TASK OBJECTIVE ->
The string "save" appears in some lines of the entries that follow; copy each such line.

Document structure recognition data
= = = = =
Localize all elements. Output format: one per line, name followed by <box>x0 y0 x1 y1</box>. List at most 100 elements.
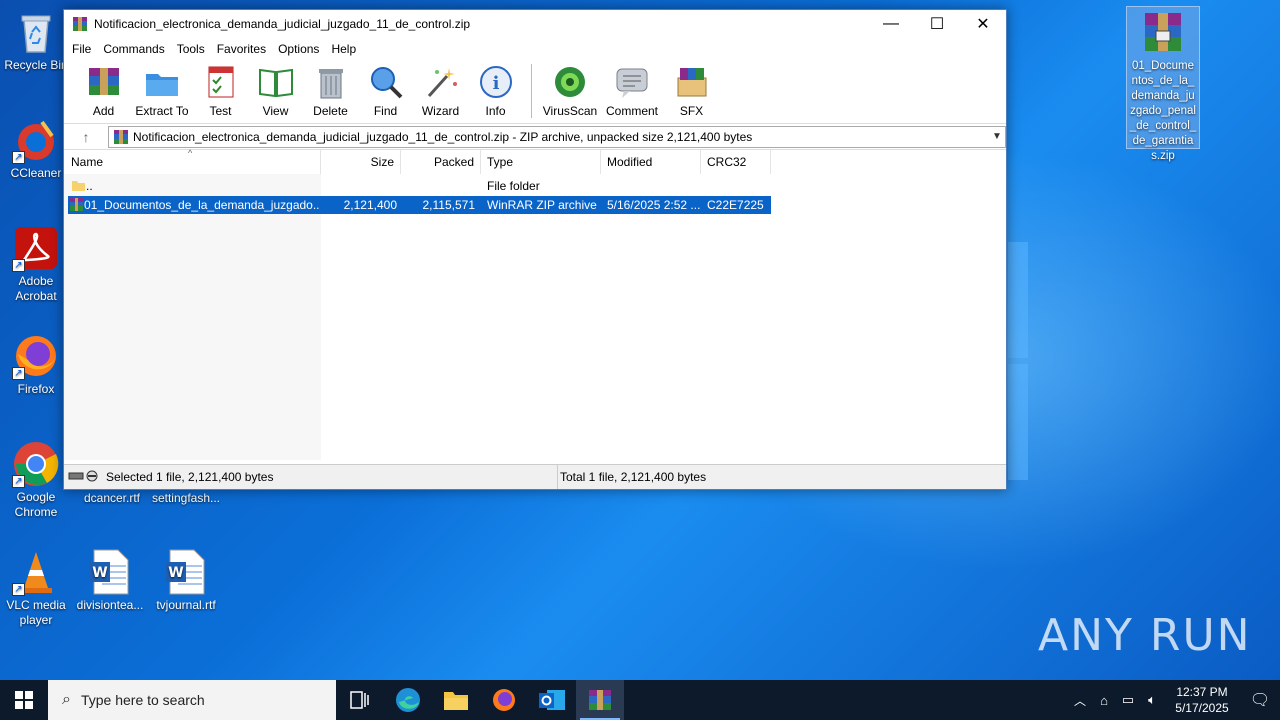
firefox-icon <box>493 689 515 711</box>
svg-text:W: W <box>168 565 183 581</box>
taskbar-file-explorer[interactable] <box>432 680 480 720</box>
row-size: 2,121,400 <box>343 198 397 212</box>
status-bar: Selected 1 file, 2,121,400 bytes Total 1… <box>64 464 1006 489</box>
desktop-icon-label: VLC media player <box>6 598 66 627</box>
row-packed: 2,115,571 <box>422 198 476 212</box>
menu-commands[interactable]: Commands <box>97 42 170 56</box>
desktop-icon-label: Google Chrome <box>14 490 58 519</box>
winrar-app-icon <box>589 690 611 710</box>
table-row-selected[interactable]: 01_Documentos_de_la_demanda_juzgado... 2… <box>68 196 771 214</box>
menu-bar: File Commands Tools Favorites Options He… <box>64 38 1006 60</box>
shortcut-arrow-icon: ↗ <box>12 259 25 272</box>
column-header-crc32[interactable]: CRC32 <box>701 150 771 174</box>
view-button[interactable]: View <box>248 60 303 118</box>
svg-text:W: W <box>92 565 107 581</box>
winrar-app-icon <box>72 16 88 32</box>
start-button[interactable] <box>0 680 48 720</box>
device-icon[interactable]: ⌂ <box>1092 693 1116 708</box>
tool-label: Extract To <box>135 104 189 118</box>
search-placeholder: Type here to search <box>80 692 205 708</box>
word-document-icon: W <box>86 548 134 596</box>
tool-label: Test <box>209 104 232 118</box>
menu-options[interactable]: Options <box>272 42 325 56</box>
table-row-parent[interactable]: .. File folder <box>68 177 771 195</box>
comment-button[interactable]: Comment <box>600 60 664 118</box>
taskbar-outlook[interactable] <box>528 680 576 720</box>
task-view-button[interactable] <box>336 680 384 720</box>
test-checklist-icon <box>203 64 239 100</box>
extract-folder-icon <box>144 64 180 100</box>
clock[interactable]: 12:37 PM 5/17/2025 <box>1164 684 1240 716</box>
desktop-icon-settingfash[interactable]: settingfash... <box>148 491 224 506</box>
anyrun-watermark: ANY RUN <box>1038 610 1252 661</box>
menu-favorites[interactable]: Favorites <box>211 42 272 56</box>
delete-button[interactable]: Delete <box>303 60 358 118</box>
add-archive-icon <box>86 64 122 100</box>
system-tray: ︿ ⌂ ▭ 🔈︎ 12:37 PM 5/17/2025 🗨︎ <box>1068 680 1280 720</box>
add-button[interactable]: Add <box>76 60 131 118</box>
winrar-archive-icon <box>1139 9 1187 57</box>
menu-file[interactable]: File <box>66 42 97 56</box>
row-type: WinRAR ZIP archive <box>487 198 597 212</box>
sfx-box-icon <box>674 64 710 100</box>
chevron-up-icon[interactable]: ︿ <box>1068 692 1092 709</box>
recycle-bin-icon <box>12 8 60 56</box>
maximize-button[interactable]: ☐ <box>914 10 960 38</box>
window-title: Notificacion_electronica_demanda_judicia… <box>94 17 471 31</box>
row-name: .. <box>86 179 93 193</box>
desktop-icon-vlc[interactable]: ↗ VLC media player <box>0 548 74 628</box>
column-header-packed[interactable]: Packed <box>401 150 481 174</box>
folder-icon <box>72 177 86 195</box>
sfx-button[interactable]: SFX <box>664 60 719 118</box>
info-button[interactable]: i Info <box>468 60 523 118</box>
desktop-icon-label: dcancer.rtf <box>83 491 141 505</box>
windows-logo-icon <box>15 691 33 709</box>
close-button[interactable]: ✕ <box>960 10 1006 38</box>
column-label: CRC32 <box>707 155 747 169</box>
column-header-modified[interactable]: Modified <box>601 150 701 174</box>
column-header-type[interactable]: Type <box>481 150 601 174</box>
desktop-icon-zip-archive[interactable]: 01_Documentos_de_la_demanda_juzgado_pena… <box>1126 6 1200 162</box>
tool-label: Find <box>373 104 398 118</box>
menu-tools[interactable]: Tools <box>171 42 211 56</box>
desktop-icon-dcancer-rtf[interactable]: dcancer.rtf <box>74 491 150 506</box>
drive-icon <box>68 470 100 485</box>
folder-icon <box>444 692 468 710</box>
find-button[interactable]: Find <box>358 60 413 118</box>
up-arrow-icon[interactable]: ↑ <box>64 129 108 145</box>
taskbar-firefox[interactable] <box>480 680 528 720</box>
archive-path-field[interactable]: Notificacion_electronica_demanda_judicia… <box>108 125 1006 148</box>
test-button[interactable]: Test <box>193 60 248 118</box>
shortcut-arrow-icon: ↗ <box>12 475 25 488</box>
volume-icon[interactable]: 🔈︎ <box>1140 692 1164 708</box>
minimize-button[interactable]: — <box>868 10 914 38</box>
virusscan-button[interactable]: VirusScan <box>540 60 600 118</box>
toolbar-separator <box>531 64 532 118</box>
vlc-cone-icon: ↗ <box>12 548 60 596</box>
tool-label: Delete <box>313 104 348 118</box>
magnifier-icon <box>368 64 404 100</box>
desktop-icon-tvjournal-rtf[interactable]: W tvjournal.rtf <box>148 548 224 613</box>
trash-can-icon <box>313 64 349 100</box>
row-crc32: C22E7225 <box>707 198 764 212</box>
view-book-icon <box>258 64 294 100</box>
menu-help[interactable]: Help <box>325 42 362 56</box>
taskbar-search-box[interactable]: ⌕ Type here to search <box>48 680 336 720</box>
file-list: Name ^ Size Packed Type Modified CRC32 .… <box>64 148 1006 460</box>
svg-text:i: i <box>492 73 499 94</box>
status-selected-text: Selected 1 file, 2,121,400 bytes <box>106 470 274 484</box>
title-bar[interactable]: Notificacion_electronica_demanda_judicia… <box>64 10 1006 38</box>
wizard-button[interactable]: Wizard <box>413 60 468 118</box>
desktop: Recycle Bin ↗ CCleaner ↗ Adobe Acrobat ↗… <box>0 0 1280 680</box>
column-label: Modified <box>607 155 653 169</box>
desktop-icon-divisiontea[interactable]: W divisiontea... <box>72 548 148 613</box>
network-icon[interactable]: ▭ <box>1116 692 1140 708</box>
taskbar-winrar[interactable] <box>576 680 624 720</box>
chevron-down-icon[interactable]: ▼ <box>989 131 1005 142</box>
column-header-size[interactable]: Size <box>321 150 401 174</box>
taskbar-edge[interactable] <box>384 680 432 720</box>
column-header-name[interactable]: Name ^ <box>64 148 321 174</box>
notifications-icon[interactable]: 🗨︎ <box>1240 690 1280 710</box>
sort-arrow-icon: ^ <box>188 148 193 158</box>
extract-to-button[interactable]: Extract To <box>131 60 193 118</box>
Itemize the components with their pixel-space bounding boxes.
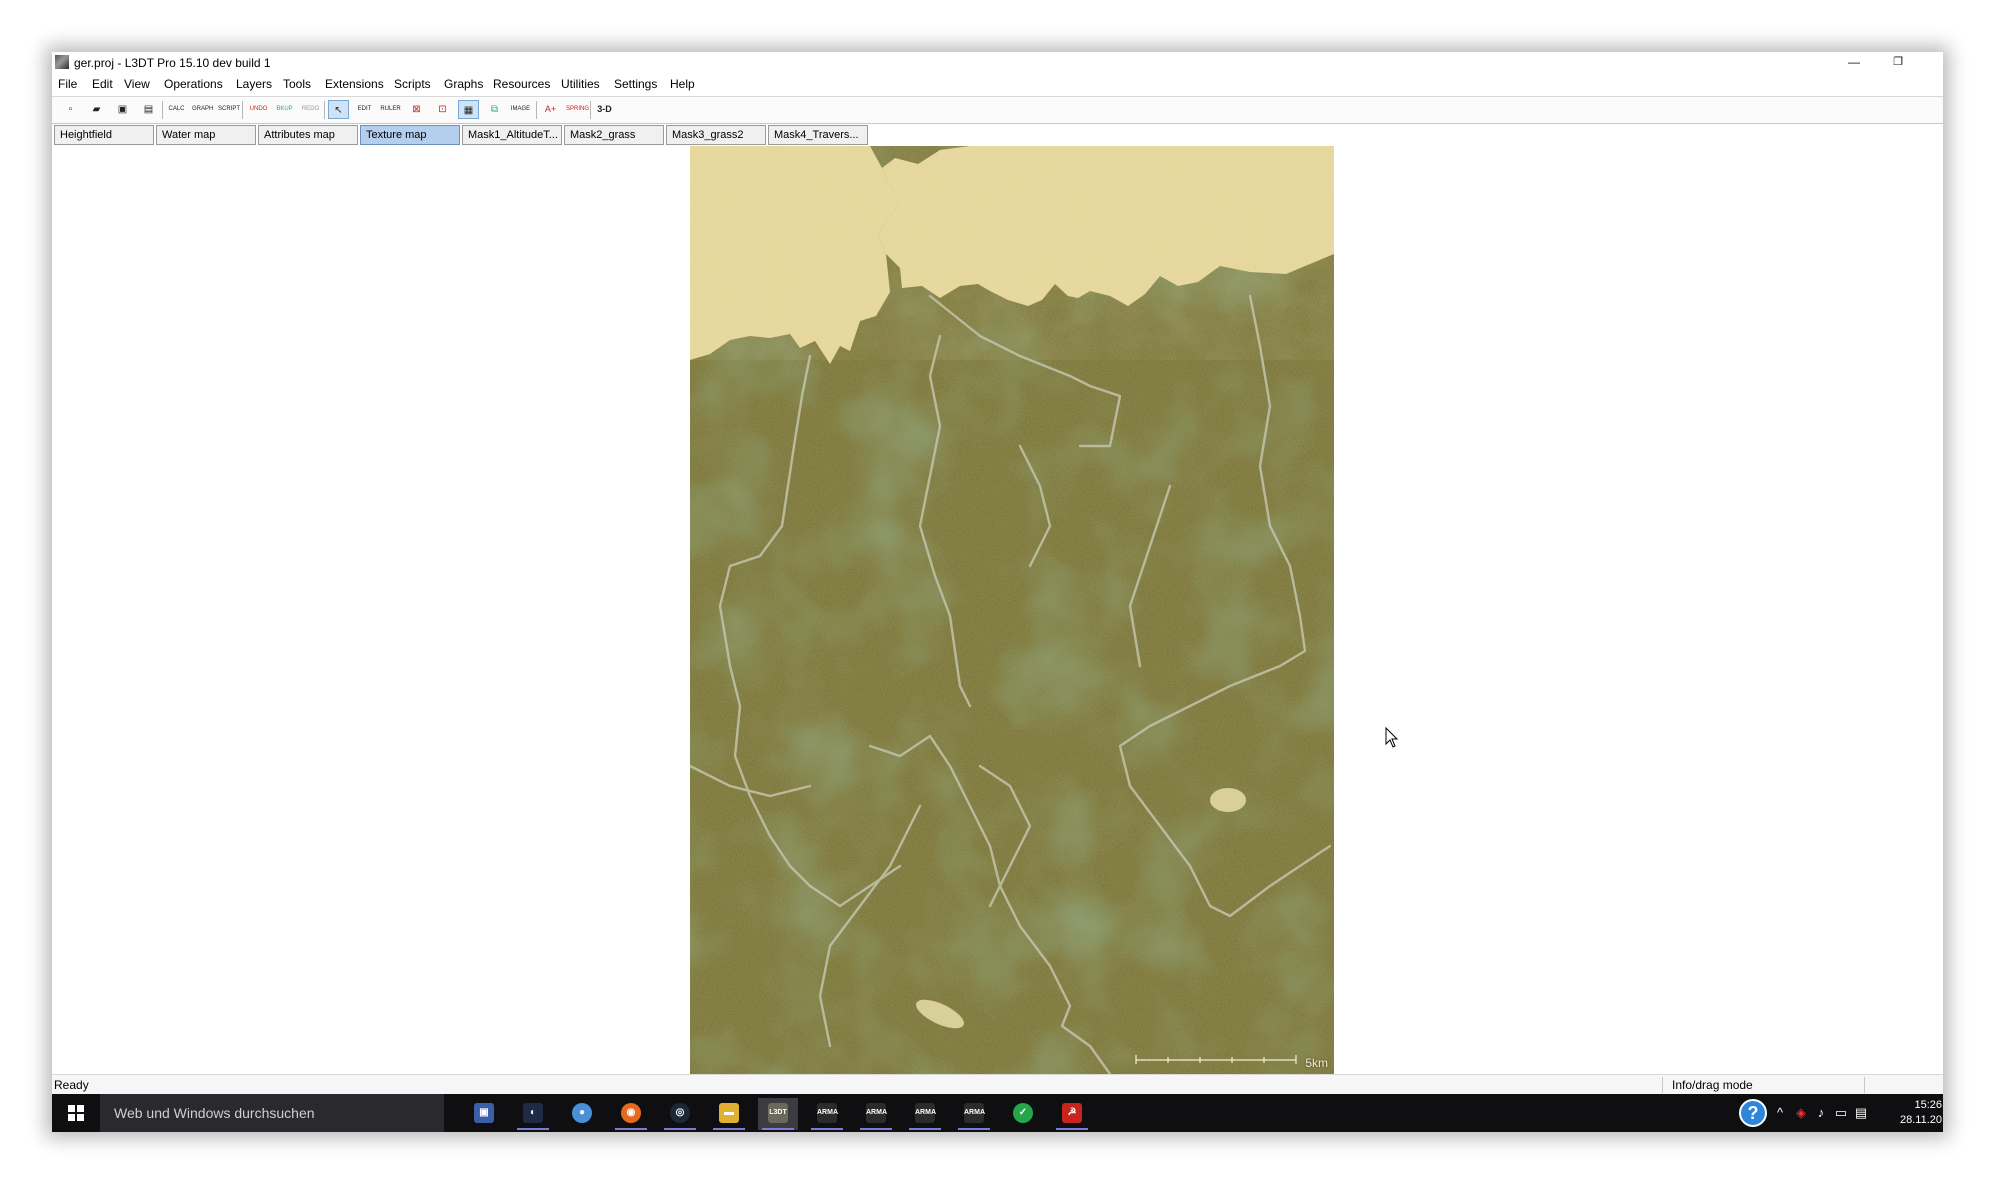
script-icon[interactable]: SCRIPT: [218, 100, 240, 119]
add-point-icon[interactable]: A+: [540, 100, 561, 119]
status-text: Ready: [54, 1078, 89, 1092]
save-icon[interactable]: ▤: [138, 100, 159, 119]
tab-mask2[interactable]: Mask2_grass: [564, 125, 664, 145]
arma-icon-3[interactable]: ARMA: [905, 1098, 945, 1130]
spring-icon[interactable]: SPRING: [566, 100, 589, 119]
taskbar-search-box[interactable]: Web und Windows durchsuchen: [100, 1094, 444, 1132]
tab-texture-map[interactable]: Texture map: [360, 125, 460, 145]
open-icon[interactable]: ▰: [86, 100, 107, 119]
pointer-icon[interactable]: ↖: [328, 100, 349, 119]
toolbar: ▫ ▰ ▣ ▤ CALC GRAPH SCRIPT UNDO BKUP REDO…: [52, 96, 1943, 124]
tab-mask4[interactable]: Mask4_Travers...: [768, 125, 868, 145]
toolbar-separator: [324, 101, 325, 119]
toolbar-separator: [242, 101, 243, 119]
status-divider: [1662, 1077, 1663, 1093]
tab-heightfield[interactable]: Heightfield: [54, 125, 154, 145]
red-app-icon[interactable]: ☭: [1052, 1098, 1092, 1130]
start-button[interactable]: [52, 1094, 100, 1132]
chrome-icon[interactable]: ●: [562, 1098, 602, 1130]
restore-button[interactable]: ❐: [1876, 52, 1920, 72]
grid-icon[interactable]: ▦: [458, 100, 479, 119]
texture-map-view[interactable]: 5km: [690, 146, 1334, 1074]
toolbar-separator: [162, 101, 163, 119]
menu-help[interactable]: Help: [670, 77, 695, 91]
title-bar[interactable]: ger.proj - L3DT Pro 15.10 dev build 1 — …: [52, 52, 1943, 72]
status-divider: [1864, 1077, 1865, 1093]
menu-operations[interactable]: Operations: [164, 77, 223, 91]
backup-icon[interactable]: BKUP: [274, 100, 295, 119]
menu-utilities[interactable]: Utilities: [561, 77, 600, 91]
steam-icon[interactable]: ◎: [660, 1098, 700, 1130]
windows-taskbar: Web und Windows durchsuchen ▣ ◐ ● ◉ ◎ ▬ …: [52, 1094, 1943, 1132]
clock-time: 15:26: [1914, 1099, 1942, 1111]
window-title: ger.proj - L3DT Pro 15.10 dev build 1: [74, 56, 271, 70]
save-all-icon[interactable]: ▣: [112, 100, 133, 119]
toolbar-separator: [590, 101, 591, 119]
ruler-icon[interactable]: RULER: [380, 100, 401, 119]
clock-date: 28.11.20: [1899, 1114, 1942, 1126]
app-window: ger.proj - L3DT Pro 15.10 dev build 1 — …: [52, 52, 1943, 1132]
menu-tools[interactable]: Tools: [283, 77, 311, 91]
green-app-icon[interactable]: ✓: [1003, 1098, 1043, 1130]
menu-file[interactable]: File: [58, 77, 77, 91]
image-drape-icon[interactable]: IMAGE: [510, 100, 531, 119]
redo-icon[interactable]: REDO: [300, 100, 321, 119]
arma-icon-1[interactable]: ARMA: [807, 1098, 847, 1130]
scale-bar-label: 5km: [1305, 1056, 1328, 1070]
texture-map-image: [690, 146, 1334, 1074]
antivirus-tray-icon[interactable]: ◈: [1792, 1103, 1810, 1123]
edit-icon[interactable]: EDIT: [354, 100, 375, 119]
mouse-cursor-icon: [1385, 727, 1399, 748]
file-explorer-icon[interactable]: ▬: [709, 1098, 749, 1130]
menu-settings[interactable]: Settings: [614, 77, 657, 91]
tab-mask3[interactable]: Mask3_grass2: [666, 125, 766, 145]
menu-extensions[interactable]: Extensions: [325, 77, 384, 91]
arma-icon-2[interactable]: ARMA: [856, 1098, 896, 1130]
undo-icon[interactable]: UNDO: [248, 100, 269, 119]
menu-layers[interactable]: Layers: [236, 77, 272, 91]
tab-water-map[interactable]: Water map: [156, 125, 256, 145]
map-canvas[interactable]: 5km: [52, 146, 1943, 1074]
tab-attributes-map[interactable]: Attributes map: [258, 125, 358, 145]
network-app-icon[interactable]: ▣: [464, 1098, 504, 1130]
menu-graphs[interactable]: Graphs: [444, 77, 483, 91]
menu-view[interactable]: View: [124, 77, 150, 91]
l3dt-app-icon: [55, 55, 69, 69]
tray-chevron-icon[interactable]: ^: [1771, 1103, 1789, 1123]
toolbar-separator: [536, 101, 537, 119]
tab-mask1[interactable]: Mask1_AltitudeT...: [462, 125, 562, 145]
layer-tab-bar: Heightfield Water map Attributes map Tex…: [52, 124, 1943, 147]
zoom-area-icon[interactable]: ⊡: [432, 100, 453, 119]
taskbar-clock[interactable]: 15:26 28.11.20: [1892, 1098, 1942, 1128]
graph-icon[interactable]: GRAPH: [192, 100, 213, 119]
3d-view-icon[interactable]: 3-D: [594, 100, 615, 119]
volume-icon[interactable]: ♪: [1812, 1103, 1830, 1123]
menu-scripts[interactable]: Scripts: [394, 77, 431, 91]
steam-alt-icon[interactable]: ◐: [513, 1098, 553, 1130]
menu-bar: File Edit View Operations Layers Tools E…: [52, 74, 1943, 94]
calc-icon[interactable]: CALC: [166, 100, 187, 119]
status-bar: Ready Info/drag mode: [52, 1074, 1943, 1095]
help-tray-icon[interactable]: ?: [1739, 1099, 1767, 1127]
network-icon[interactable]: ▭: [1832, 1103, 1850, 1123]
drape-icon[interactable]: ⧉: [484, 100, 505, 119]
firefox-icon[interactable]: ◉: [611, 1098, 651, 1130]
menu-edit[interactable]: Edit: [92, 77, 113, 91]
new-icon[interactable]: ▫: [60, 100, 81, 119]
l3dt-icon[interactable]: L3DT: [758, 1098, 798, 1130]
windows-logo-icon: [68, 1105, 84, 1121]
arma-icon-4[interactable]: ARMA: [954, 1098, 994, 1130]
status-mode: Info/drag mode: [1672, 1078, 1753, 1092]
menu-resources[interactable]: Resources: [493, 77, 550, 91]
search-placeholder: Web und Windows durchsuchen: [114, 1105, 315, 1121]
notification-icon[interactable]: ▤: [1852, 1103, 1870, 1123]
zoom-fit-icon[interactable]: ⊠: [406, 100, 427, 119]
minimize-button[interactable]: —: [1832, 52, 1876, 72]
= = = = =
WRITTEN ANSWER ->
save-icon[interactable]: ▤: [138, 100, 159, 119]
save-all-icon[interactable]: ▣: [112, 100, 133, 119]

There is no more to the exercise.